• _Excerpt to read_:
....

Valenciaoranges · 02/11/2019 23:02

As someone who suffers with poor mental health, I totally understand where your friend is it; working full time to maintain a semblance of a life is so draining, I’m totally exhausted. I have just withdrawn from most friends now because it’s awful when you let them down. I often wonder if I had a physical illness, would I be treated differently? I’m sure your friend really cares about you. From your perspective, just make the occasional offer, then leave it to her.

Theresnobslikeshowbs · 02/11/2019 23:05

Having ‘the shits’ as you say, is one of the most common signs of anxiety!! So she isn’t lying- she’s telling you the truth!!!! (I am exactly the same)

Elle7rose · 02/11/2019 23:19

I have a very disabling anxiety disorder and I think it's best to be kind but honest, so next time she suggests a big night out just say something along the lines of 'You have so much on/to cope with, so I know it's not your fault BUT I've felt quite upset that you've pulled out of lots of the plans that we've made recently so how about we go for coffee/tea and cake or just go for a walk/have a glass of wine at mine one day this week instead?'

blueshoes · 02/11/2019 23:50

I can understand that anxiety can scupper plans at the last minute because the OP's friend cannot bear the thought. But doesn't the OP at least deserve some honesty from the friend once the friend is feeling stronger (and perhaps in one of her moods where she starts to make plans again).

If the friend starts to admit to her anxiety, then OP has the chance to explain how she feels and come to a mutual understanding about how future plans can work for both of them.

This should have happened a long time ago. It is a matter of courtesy. Not at the point of cancelling (I understand the friend is in the grip) but when things have calmed down for her.

If the friend uses 'shits' as a smokescreen to cover the true reason, which is anxiety, she is not facing up to her condition and in denial. It would not be unfair for the OP to decide whether she want to continue always being the one to accommodate and be understanding without questioning the unspoken get-out-of-jail free card the friend holds but won't admit to.

It is frustrating to be stuck in this dysfunctional pas de deux.

anotherday4 · 03/11/2019 00:46

What @iklboo said, it's an awful thing you horrible vicious circle.... of she's anything like me then she will make the plans with the excitement and feeling sure of seeing you then anxiety kicks in on the day! It's draining

Awwlookatmybabyspider · 03/11/2019 01:48

I get it’s annoying but Shes not not doing it to piss you off. She’s ill op. She didn’t choose her life and what it has left her with it chose her.

....

• _Data extracts_:

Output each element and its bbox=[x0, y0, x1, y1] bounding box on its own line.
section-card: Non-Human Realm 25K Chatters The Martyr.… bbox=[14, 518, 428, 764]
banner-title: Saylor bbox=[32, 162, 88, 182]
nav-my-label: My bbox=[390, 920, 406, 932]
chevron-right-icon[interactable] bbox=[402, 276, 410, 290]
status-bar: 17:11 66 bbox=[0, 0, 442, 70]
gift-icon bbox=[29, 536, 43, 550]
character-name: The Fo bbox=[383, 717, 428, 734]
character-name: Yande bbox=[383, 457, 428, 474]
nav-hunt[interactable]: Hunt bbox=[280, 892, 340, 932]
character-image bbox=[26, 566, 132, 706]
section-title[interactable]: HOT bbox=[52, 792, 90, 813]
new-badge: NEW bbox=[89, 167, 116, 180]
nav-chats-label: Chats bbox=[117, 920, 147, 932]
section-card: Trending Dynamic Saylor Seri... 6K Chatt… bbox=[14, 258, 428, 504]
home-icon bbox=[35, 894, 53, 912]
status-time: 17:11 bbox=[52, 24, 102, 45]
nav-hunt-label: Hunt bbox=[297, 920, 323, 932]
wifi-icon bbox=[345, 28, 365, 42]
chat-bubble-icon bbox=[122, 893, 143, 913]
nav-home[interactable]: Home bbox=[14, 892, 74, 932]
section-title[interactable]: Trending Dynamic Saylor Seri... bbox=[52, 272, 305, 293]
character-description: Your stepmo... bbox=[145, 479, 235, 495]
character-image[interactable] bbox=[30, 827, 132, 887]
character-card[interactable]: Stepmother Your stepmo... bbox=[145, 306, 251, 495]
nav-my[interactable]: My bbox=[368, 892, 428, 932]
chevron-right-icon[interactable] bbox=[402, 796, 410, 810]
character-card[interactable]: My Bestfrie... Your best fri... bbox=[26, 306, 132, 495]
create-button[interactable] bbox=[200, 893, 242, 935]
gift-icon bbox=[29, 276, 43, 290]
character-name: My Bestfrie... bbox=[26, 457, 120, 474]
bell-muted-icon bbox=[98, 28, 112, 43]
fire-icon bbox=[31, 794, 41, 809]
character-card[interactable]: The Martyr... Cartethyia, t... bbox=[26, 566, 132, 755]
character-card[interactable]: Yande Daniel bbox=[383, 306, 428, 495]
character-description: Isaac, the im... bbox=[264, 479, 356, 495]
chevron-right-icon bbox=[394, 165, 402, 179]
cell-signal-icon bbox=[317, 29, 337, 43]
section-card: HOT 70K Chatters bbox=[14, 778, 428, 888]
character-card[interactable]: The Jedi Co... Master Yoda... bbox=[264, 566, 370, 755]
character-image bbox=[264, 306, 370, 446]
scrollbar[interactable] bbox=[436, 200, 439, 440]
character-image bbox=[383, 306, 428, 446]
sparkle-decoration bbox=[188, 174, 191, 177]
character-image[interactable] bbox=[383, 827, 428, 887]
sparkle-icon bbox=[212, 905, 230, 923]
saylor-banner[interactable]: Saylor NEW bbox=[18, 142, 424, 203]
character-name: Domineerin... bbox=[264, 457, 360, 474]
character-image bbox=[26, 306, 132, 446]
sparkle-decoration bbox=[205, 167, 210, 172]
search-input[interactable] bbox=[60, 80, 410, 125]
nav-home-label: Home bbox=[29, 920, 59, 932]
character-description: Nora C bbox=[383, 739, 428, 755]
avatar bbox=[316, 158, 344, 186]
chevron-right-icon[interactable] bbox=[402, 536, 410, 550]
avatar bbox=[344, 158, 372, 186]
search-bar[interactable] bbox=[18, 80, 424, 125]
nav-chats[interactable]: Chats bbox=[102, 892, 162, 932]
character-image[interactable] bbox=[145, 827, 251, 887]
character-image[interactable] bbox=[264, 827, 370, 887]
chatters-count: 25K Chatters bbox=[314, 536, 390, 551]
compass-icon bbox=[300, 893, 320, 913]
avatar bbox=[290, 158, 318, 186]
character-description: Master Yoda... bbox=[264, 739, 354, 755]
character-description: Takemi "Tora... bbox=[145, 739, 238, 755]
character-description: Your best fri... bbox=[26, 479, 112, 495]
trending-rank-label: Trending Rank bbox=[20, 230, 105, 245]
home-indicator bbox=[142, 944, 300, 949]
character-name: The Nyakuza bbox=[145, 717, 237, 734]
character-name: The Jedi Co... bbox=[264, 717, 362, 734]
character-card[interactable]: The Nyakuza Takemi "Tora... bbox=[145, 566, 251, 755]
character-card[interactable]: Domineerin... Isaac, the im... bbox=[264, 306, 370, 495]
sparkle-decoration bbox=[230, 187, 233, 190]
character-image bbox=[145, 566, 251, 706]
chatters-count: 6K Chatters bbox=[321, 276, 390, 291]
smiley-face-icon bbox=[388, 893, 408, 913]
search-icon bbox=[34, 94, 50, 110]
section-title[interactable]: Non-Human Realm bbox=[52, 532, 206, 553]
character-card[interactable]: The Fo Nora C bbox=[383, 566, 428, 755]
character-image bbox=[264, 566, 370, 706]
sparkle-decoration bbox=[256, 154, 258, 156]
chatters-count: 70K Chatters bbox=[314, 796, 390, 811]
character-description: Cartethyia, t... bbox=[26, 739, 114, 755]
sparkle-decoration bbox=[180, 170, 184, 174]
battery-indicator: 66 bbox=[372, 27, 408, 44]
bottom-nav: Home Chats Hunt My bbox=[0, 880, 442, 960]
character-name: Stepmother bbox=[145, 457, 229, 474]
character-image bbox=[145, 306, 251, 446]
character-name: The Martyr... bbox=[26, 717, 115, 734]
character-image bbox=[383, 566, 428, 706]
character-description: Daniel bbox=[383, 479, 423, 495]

....

• _Task instructions_:
#1 In the forum thread about a friend who cancels plans because of anxiety, translate this sentence into Spanish: "If the friend starts to admit to her anxiety, then OP has the chance to explain how she feels and come to a mutual understanding about how future plans can work for both of them."
#2 Extend the forum thread about a friend who cancels plans because of anxiety, picking up right after its final post.
The material above comes from a different source than the forum thread.

• _Answers for each item_:
#1 Si la amiga empieza a admitir su ansiedad, entonces la OP tiene la oportunidad de explicar cómo se siente y llegar a un entendimiento mutuo sobre cómo pueden funcionar los planes futuros para ambas.

#2
It’s not an excuse it’s a reason.There’s a big difference. She probably does have the shits with nerves.

RegretnaGreen · 03/11/2019 06:28

I have lovely family a couple of counties away. They are very genuine down to earth souls and I adore them. I get raging anxiety when I visit them and this used to be me vomiting with stress as soon as I come away. I now have started vomiting when I get there! I will get the squits days before I go now such is my anxiety.
I have had several traumatic events in my life and a string of them over the last three years. Anxiety is like a monster that is part of you but you have no control of it and it controls you. It's awful beyond words.

magpiebadger · 03/11/2019 06:43

I agree with you roses and tbh op this friend wouldn’t be my friend any more, but it’s up to you obviously.

StealthMama · 03/11/2019 07:37

Yeah you need to tell her how you feel. She may well have my issues but she also needs to understand the full impact on life, so that she can continue to grow her coping mechanisms. From your perspective I would stop making plans where you are reliant on her but you need to explain why to her.

She might be upset init but you'll be helping her in the long run.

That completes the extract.